-- start of DATA LINES --
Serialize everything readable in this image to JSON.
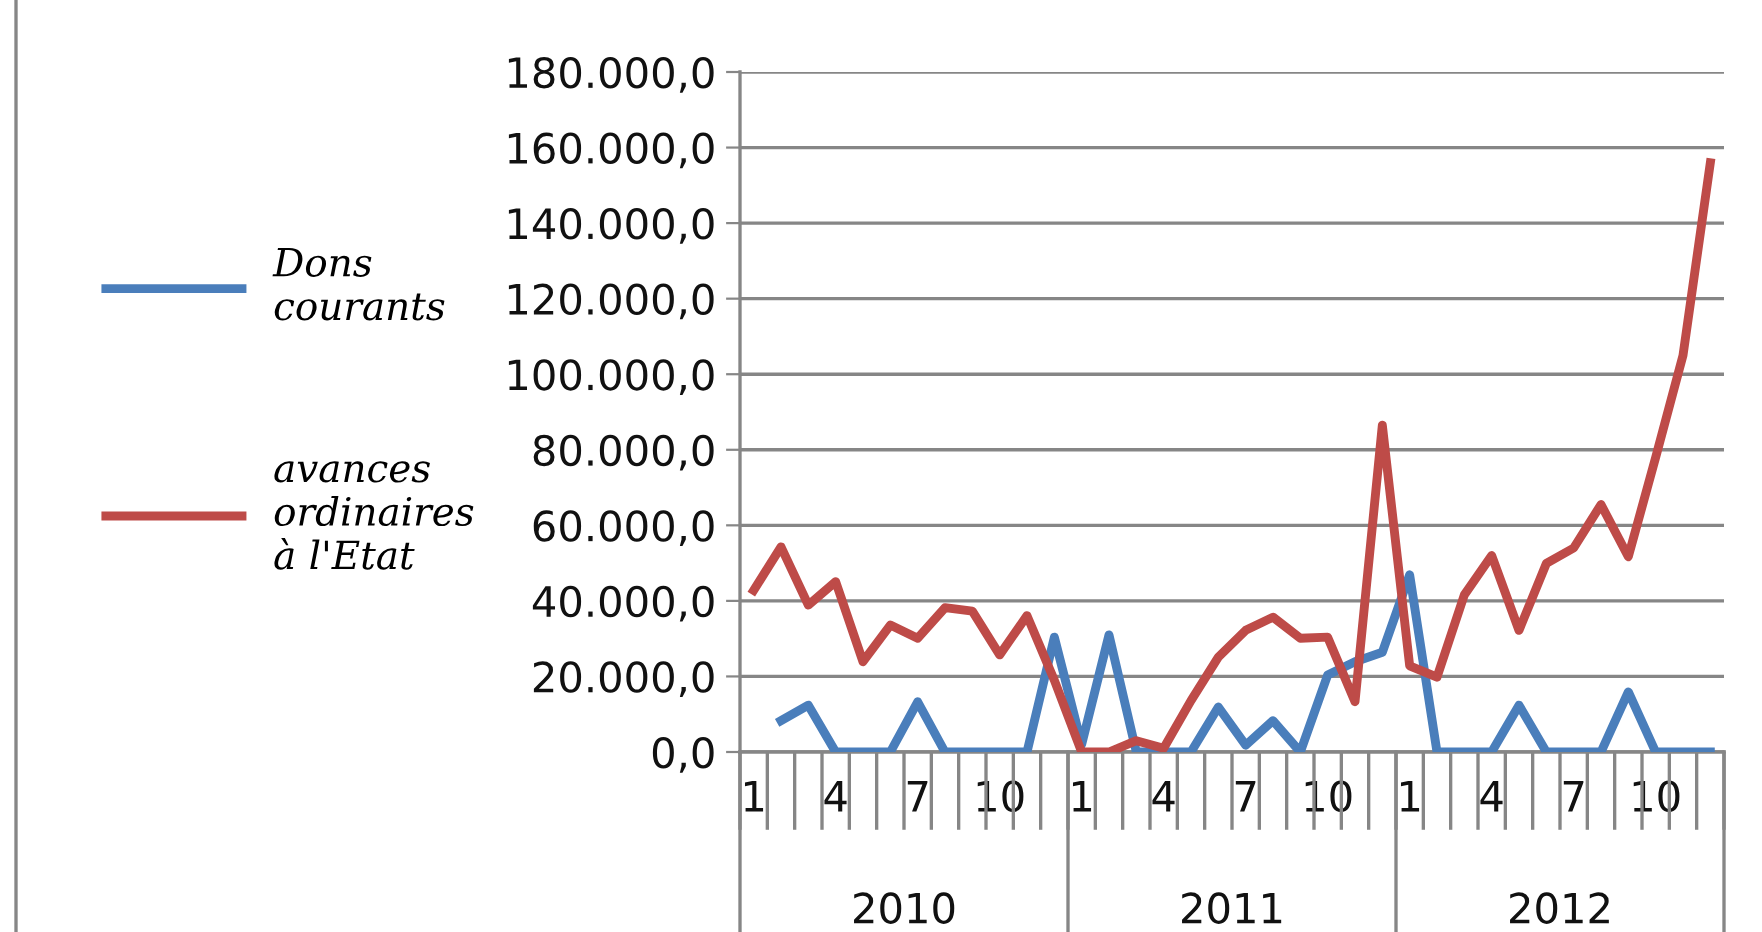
{
  "chart_data": {
    "type": "line",
    "categories": [
      "1",
      null,
      null,
      "4",
      null,
      null,
      "7",
      null,
      null,
      "10",
      null,
      null,
      "1",
      null,
      null,
      "4",
      null,
      null,
      "7",
      null,
      null,
      "10",
      null,
      null,
      "1",
      null,
      null,
      "4",
      null,
      null,
      "7",
      null,
      null,
      "10",
      null,
      null
    ],
    "annotations": [
      "2010",
      "2011",
      "2012"
    ],
    "series": [
      {
        "name": "Dons courants",
        "color": "#4a7ebb",
        "values": [
          null,
          8300,
          12400,
          0,
          0,
          0,
          13300,
          0,
          0,
          0,
          0,
          30400,
          2000,
          31000,
          0,
          0,
          0,
          11900,
          1800,
          8300,
          0,
          20400,
          23900,
          26400,
          46900,
          0,
          0,
          0,
          12400,
          0,
          0,
          0,
          15900,
          0,
          0,
          0
        ]
      },
      {
        "name": "avances ordinaires à l'Etat",
        "color": "#be4b48",
        "values": [
          42800,
          54300,
          38900,
          45100,
          23900,
          33600,
          30100,
          38200,
          37300,
          25700,
          36100,
          19000,
          0,
          0,
          3000,
          1000,
          13600,
          25100,
          32200,
          35700,
          30100,
          30400,
          13300,
          86500,
          22800,
          19800,
          41600,
          52000,
          32200,
          49900,
          54000,
          65500,
          51700,
          78000,
          105000,
          156000
        ]
      }
    ],
    "ylim": [
      0,
      180000
    ],
    "yticks": [
      {
        "value": 0,
        "label": "0,0"
      },
      {
        "value": 20000,
        "label": "20.000,0"
      },
      {
        "value": 40000,
        "label": "40.000,0"
      },
      {
        "value": 60000,
        "label": "60.000,0"
      },
      {
        "value": 80000,
        "label": "80.000,0"
      },
      {
        "value": 100000,
        "label": "100.000,0"
      },
      {
        "value": 120000,
        "label": "120.000,0"
      },
      {
        "value": 140000,
        "label": "140.000,0"
      },
      {
        "value": 160000,
        "label": "160.000,0"
      },
      {
        "value": 180000,
        "label": "180.000,0"
      }
    ],
    "grid": "y",
    "legend": "left",
    "marker": "none",
    "line_style": "solid"
  }
}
-- end of DATA LINES --
TASK DIRECTIONS -> Give only the number of lines in the listing above that include the string "label".

REPLY TO THE EXERCISE -> 10